(Items from a figure collection)
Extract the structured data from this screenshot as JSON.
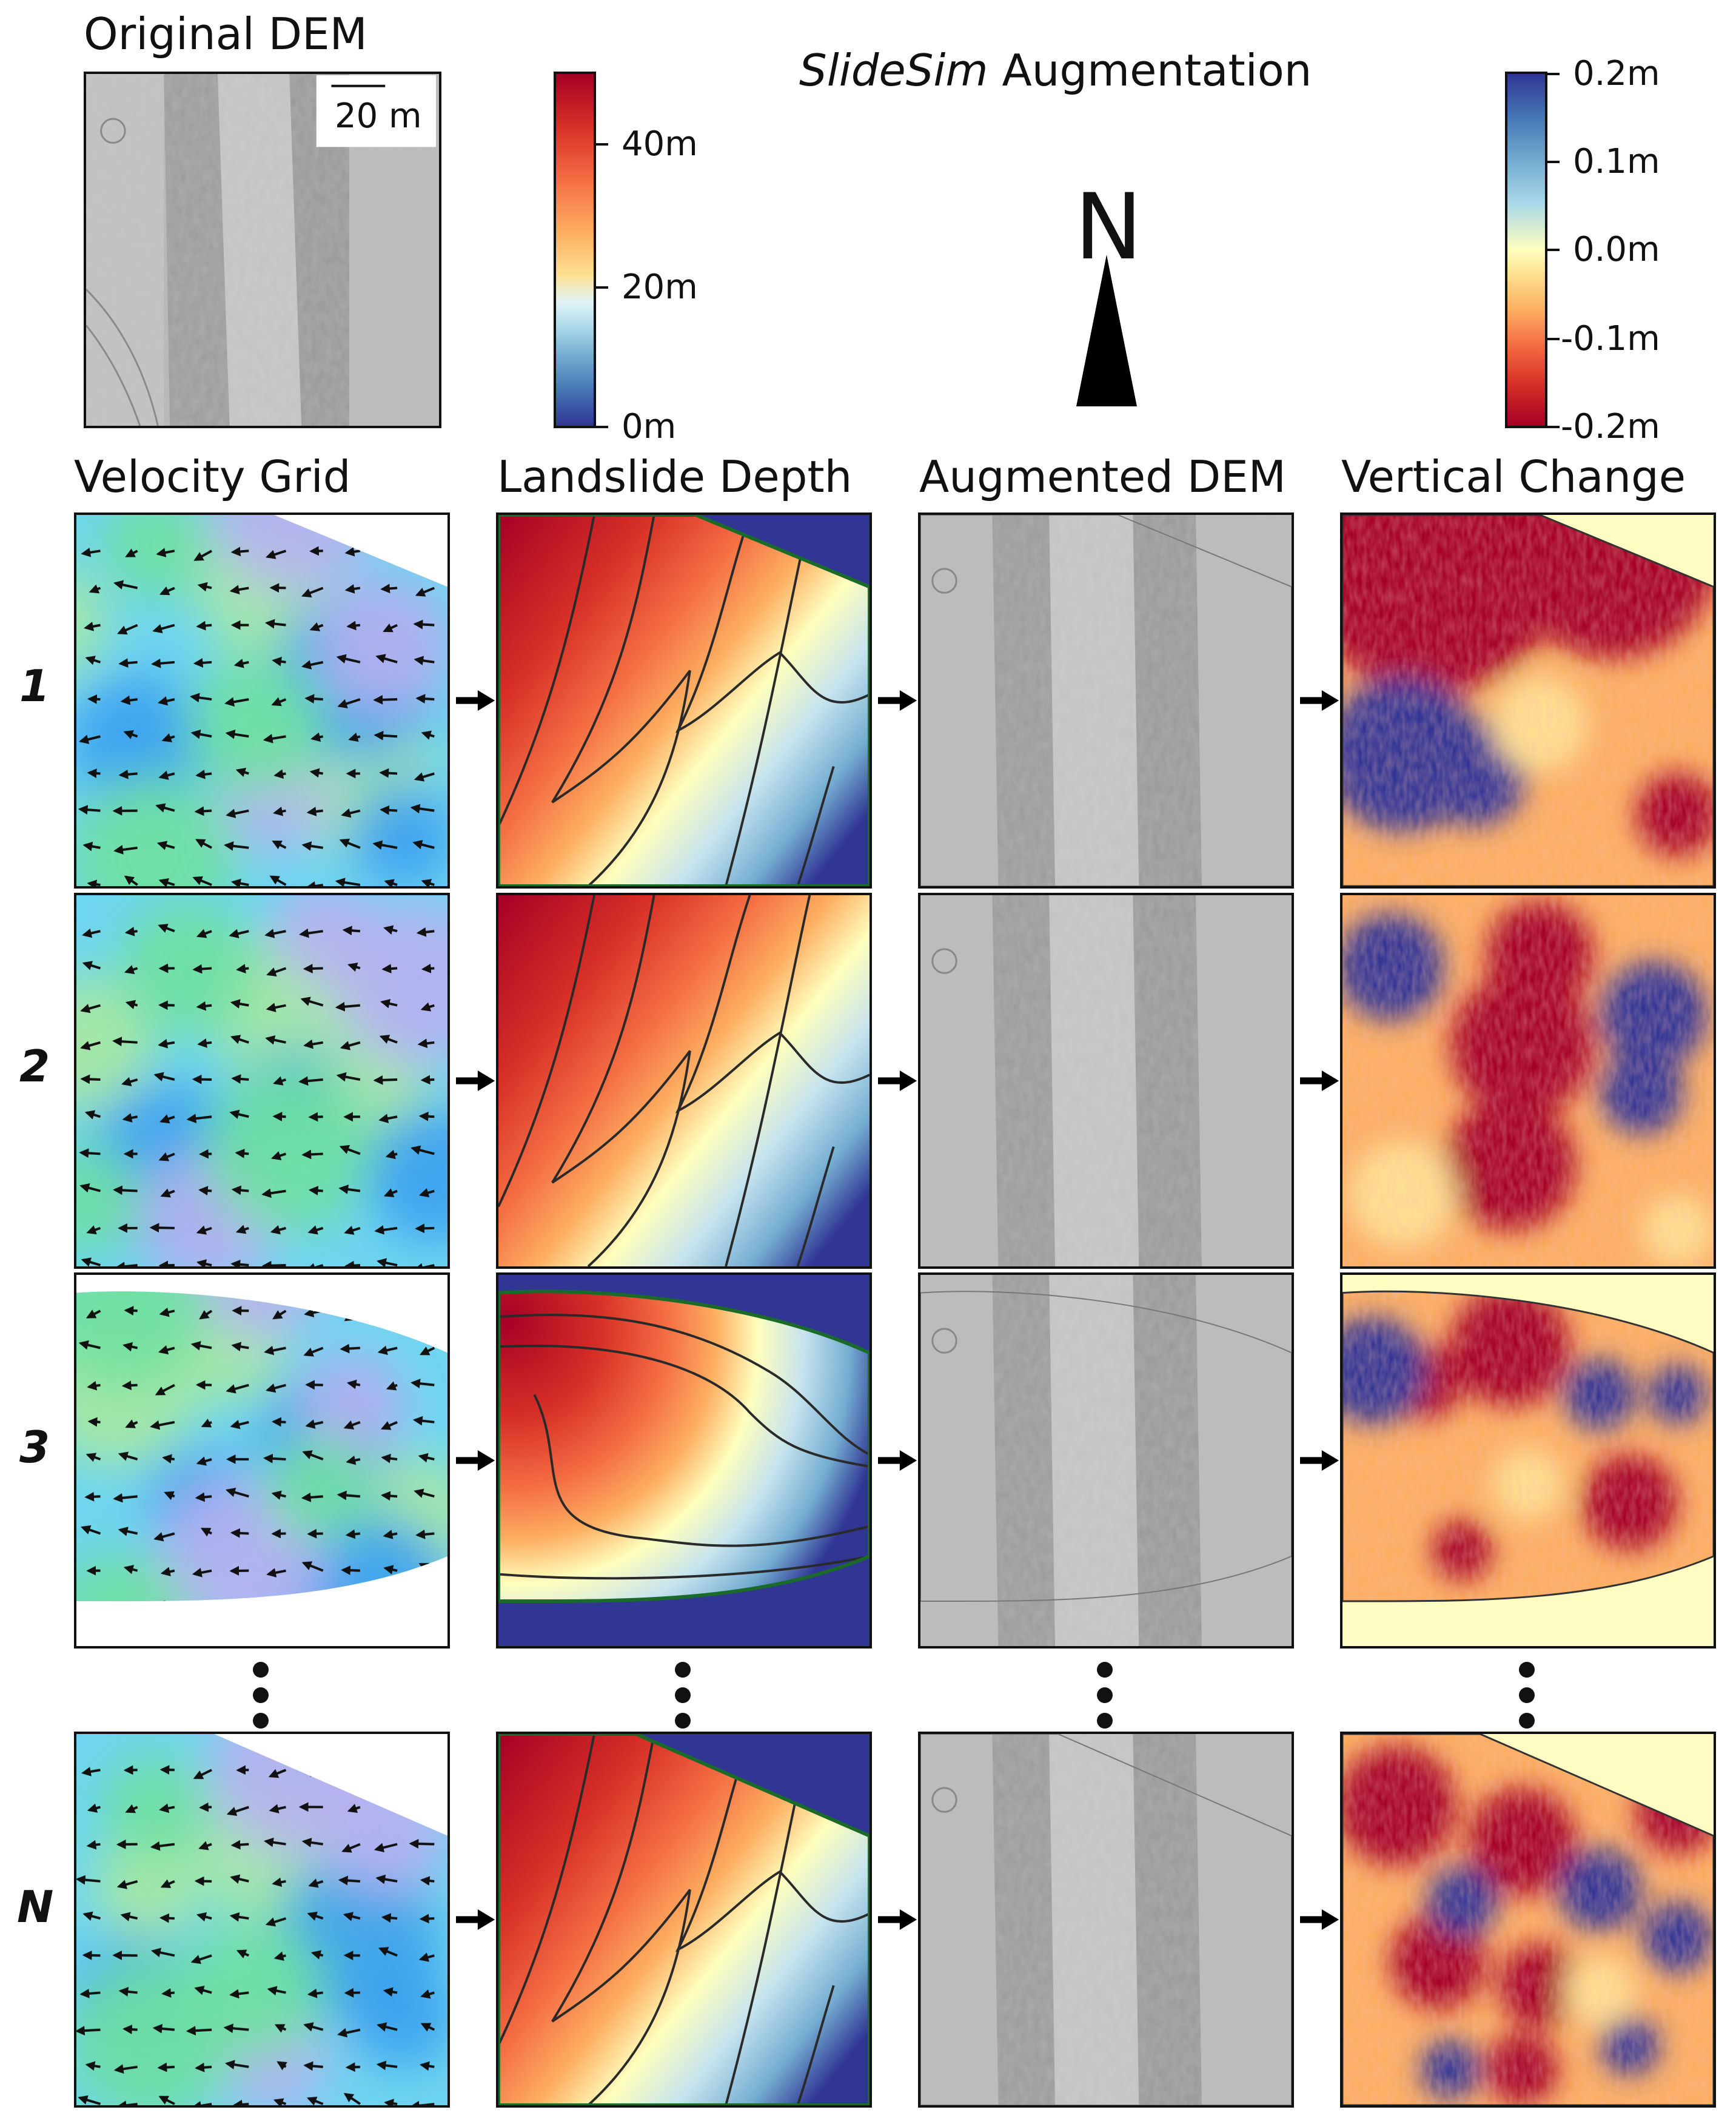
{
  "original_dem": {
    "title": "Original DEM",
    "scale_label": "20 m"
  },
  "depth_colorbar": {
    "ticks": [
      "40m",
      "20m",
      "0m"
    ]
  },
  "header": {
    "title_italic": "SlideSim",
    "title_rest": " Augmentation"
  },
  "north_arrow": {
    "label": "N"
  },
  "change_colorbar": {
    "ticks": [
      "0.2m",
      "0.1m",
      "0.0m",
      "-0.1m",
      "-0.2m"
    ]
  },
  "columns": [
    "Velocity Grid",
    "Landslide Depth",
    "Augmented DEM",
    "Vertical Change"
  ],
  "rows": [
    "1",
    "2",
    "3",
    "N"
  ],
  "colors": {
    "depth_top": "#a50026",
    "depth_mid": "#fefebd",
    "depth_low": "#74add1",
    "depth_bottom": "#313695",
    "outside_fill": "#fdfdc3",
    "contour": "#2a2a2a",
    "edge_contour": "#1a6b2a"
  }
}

Directions: Reproduce the material in its entirety and word for word, without the pictures.

Solution to this task:
Extract the structured data from this screenshot as JSON.
{
  "original_dem": {
    "title": "Original DEM",
    "scale_label": "20 m"
  },
  "depth_colorbar": {
    "ticks": [
      "40m",
      "20m",
      "0m"
    ]
  },
  "header": {
    "title_italic": "SlideSim",
    "title_rest": " Augmentation"
  },
  "north_arrow": {
    "label": "N"
  },
  "change_colorbar": {
    "ticks": [
      "0.2m",
      "0.1m",
      "0.0m",
      "-0.1m",
      "-0.2m"
    ]
  },
  "columns": [
    "Velocity Grid",
    "Landslide Depth",
    "Augmented DEM",
    "Vertical Change"
  ],
  "rows": [
    "1",
    "2",
    "3",
    "N"
  ],
  "colors": {
    "depth_top": "#a50026",
    "depth_mid": "#fefebd",
    "depth_low": "#74add1",
    "depth_bottom": "#313695",
    "outside_fill": "#fdfdc3",
    "contour": "#2a2a2a",
    "edge_contour": "#1a6b2a"
  }
}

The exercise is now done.